Saved data entries
--- begin ---
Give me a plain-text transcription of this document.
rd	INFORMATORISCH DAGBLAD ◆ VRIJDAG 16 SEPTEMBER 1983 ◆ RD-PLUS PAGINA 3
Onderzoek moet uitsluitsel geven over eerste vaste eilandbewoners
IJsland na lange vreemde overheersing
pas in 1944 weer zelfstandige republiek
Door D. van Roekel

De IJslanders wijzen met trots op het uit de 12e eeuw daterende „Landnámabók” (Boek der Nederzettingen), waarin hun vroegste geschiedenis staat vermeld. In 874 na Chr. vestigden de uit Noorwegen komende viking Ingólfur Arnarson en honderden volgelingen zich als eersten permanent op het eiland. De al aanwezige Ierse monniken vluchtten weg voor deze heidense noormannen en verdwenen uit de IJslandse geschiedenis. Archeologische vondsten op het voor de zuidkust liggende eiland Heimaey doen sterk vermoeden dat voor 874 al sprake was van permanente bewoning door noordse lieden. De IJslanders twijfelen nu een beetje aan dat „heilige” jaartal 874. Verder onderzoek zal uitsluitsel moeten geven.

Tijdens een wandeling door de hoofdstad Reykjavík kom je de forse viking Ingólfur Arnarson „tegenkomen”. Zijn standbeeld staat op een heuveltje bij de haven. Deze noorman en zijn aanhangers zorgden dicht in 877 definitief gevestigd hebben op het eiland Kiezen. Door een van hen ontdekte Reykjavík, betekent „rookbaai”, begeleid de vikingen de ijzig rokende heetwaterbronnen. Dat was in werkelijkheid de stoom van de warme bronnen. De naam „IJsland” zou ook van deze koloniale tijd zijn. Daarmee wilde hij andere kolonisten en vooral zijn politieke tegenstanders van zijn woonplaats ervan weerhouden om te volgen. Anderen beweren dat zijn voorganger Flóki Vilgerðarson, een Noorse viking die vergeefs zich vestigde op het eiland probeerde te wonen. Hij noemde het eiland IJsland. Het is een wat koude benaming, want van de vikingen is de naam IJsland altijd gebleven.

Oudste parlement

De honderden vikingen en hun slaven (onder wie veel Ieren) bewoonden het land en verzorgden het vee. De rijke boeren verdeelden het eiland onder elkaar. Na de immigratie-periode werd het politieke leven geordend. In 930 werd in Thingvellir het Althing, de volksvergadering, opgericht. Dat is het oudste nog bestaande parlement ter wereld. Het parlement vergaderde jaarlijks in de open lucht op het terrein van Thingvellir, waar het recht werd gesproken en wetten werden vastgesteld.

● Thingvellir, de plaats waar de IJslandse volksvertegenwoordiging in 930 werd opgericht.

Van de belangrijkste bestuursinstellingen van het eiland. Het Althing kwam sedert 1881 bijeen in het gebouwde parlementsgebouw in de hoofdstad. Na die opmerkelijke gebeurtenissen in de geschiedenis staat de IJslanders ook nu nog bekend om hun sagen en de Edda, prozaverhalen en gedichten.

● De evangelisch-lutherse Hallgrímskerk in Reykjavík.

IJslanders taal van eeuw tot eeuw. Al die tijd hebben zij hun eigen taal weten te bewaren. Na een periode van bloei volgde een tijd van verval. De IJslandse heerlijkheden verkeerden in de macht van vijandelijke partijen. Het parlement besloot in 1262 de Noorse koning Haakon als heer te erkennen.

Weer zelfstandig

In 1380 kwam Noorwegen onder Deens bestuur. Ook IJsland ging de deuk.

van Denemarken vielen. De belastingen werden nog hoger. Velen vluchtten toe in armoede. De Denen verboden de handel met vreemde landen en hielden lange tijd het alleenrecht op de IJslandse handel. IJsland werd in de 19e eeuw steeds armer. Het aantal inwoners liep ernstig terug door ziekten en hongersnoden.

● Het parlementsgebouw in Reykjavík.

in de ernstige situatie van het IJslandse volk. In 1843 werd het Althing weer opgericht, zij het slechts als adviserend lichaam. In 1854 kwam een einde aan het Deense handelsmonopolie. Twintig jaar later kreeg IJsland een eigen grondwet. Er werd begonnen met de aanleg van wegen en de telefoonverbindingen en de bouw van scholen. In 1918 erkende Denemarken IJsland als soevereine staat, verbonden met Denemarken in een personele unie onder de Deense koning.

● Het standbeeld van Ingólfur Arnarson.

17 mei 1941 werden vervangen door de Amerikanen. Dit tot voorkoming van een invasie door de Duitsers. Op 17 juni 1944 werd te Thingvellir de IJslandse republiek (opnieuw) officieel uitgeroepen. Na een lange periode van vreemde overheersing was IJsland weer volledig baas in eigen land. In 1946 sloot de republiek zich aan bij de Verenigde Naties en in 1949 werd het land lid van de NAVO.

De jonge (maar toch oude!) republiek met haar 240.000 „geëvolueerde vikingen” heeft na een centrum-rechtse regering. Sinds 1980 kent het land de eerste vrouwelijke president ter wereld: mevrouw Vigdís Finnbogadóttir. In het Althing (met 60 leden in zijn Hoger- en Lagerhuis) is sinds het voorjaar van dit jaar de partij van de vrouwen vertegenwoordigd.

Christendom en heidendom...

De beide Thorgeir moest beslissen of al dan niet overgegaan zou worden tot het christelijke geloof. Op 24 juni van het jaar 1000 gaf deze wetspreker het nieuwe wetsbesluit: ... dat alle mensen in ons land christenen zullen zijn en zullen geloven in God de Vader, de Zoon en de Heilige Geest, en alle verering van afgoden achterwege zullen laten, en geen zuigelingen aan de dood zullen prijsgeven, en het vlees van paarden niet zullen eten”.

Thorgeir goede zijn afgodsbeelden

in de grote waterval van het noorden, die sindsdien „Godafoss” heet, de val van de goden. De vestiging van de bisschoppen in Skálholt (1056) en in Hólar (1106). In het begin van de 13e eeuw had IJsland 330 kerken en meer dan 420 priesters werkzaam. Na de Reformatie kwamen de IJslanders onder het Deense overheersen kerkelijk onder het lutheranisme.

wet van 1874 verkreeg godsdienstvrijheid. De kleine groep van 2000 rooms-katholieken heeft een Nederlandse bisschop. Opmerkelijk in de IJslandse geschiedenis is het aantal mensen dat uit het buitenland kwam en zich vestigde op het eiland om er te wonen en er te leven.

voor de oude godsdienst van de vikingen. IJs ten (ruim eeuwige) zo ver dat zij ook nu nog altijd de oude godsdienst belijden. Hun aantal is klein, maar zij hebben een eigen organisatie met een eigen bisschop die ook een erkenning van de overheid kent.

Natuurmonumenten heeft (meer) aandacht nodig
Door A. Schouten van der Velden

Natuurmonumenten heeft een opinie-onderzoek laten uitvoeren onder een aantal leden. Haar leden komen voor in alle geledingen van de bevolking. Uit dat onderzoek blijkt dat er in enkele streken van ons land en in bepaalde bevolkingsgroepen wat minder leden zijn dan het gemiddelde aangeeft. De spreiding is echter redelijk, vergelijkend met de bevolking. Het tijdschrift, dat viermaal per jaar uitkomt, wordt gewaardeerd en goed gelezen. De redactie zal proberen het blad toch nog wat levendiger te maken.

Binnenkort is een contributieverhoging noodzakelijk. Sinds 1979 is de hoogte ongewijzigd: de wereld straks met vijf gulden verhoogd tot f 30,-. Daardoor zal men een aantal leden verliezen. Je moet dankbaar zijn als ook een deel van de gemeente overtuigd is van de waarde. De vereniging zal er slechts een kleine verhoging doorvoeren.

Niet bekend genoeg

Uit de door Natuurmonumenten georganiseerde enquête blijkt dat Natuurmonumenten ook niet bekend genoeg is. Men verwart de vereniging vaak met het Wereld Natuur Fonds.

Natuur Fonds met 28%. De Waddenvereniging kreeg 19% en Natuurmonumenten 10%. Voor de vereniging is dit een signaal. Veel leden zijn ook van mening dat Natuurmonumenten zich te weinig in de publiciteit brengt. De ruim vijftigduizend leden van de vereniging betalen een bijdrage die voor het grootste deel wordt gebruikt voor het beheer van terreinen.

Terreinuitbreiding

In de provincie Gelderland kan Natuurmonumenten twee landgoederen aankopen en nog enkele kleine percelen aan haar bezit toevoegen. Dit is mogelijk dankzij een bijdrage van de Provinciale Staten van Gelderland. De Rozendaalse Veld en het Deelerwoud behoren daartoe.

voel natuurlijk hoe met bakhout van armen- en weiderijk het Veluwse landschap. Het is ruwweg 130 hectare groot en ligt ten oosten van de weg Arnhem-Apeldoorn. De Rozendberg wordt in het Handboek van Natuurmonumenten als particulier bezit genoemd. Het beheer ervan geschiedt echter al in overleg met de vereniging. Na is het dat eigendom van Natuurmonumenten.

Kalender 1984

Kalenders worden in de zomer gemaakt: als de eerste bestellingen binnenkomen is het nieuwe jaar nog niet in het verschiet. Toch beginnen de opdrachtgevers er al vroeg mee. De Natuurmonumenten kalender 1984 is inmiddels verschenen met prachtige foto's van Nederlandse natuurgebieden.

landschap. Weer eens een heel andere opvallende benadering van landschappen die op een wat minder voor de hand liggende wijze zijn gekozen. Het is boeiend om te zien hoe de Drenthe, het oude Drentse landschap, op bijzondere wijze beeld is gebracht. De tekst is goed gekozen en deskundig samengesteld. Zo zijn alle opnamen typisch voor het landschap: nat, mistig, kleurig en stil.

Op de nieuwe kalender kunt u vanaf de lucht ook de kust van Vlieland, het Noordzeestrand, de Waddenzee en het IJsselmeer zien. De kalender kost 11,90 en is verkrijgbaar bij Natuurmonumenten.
--- end ---
SET EXERCISE: Collect from the data above every line that includes "genoeg".

EXERCISE SOLUTION:
Niet bekend genoeg
Uit de door Natuurmonumenten georganiseerde enquête blijkt dat Natuurmonumenten ook niet bekend genoeg is. Men verwart de vereniging vaak met het Wereld Natuur Fonds.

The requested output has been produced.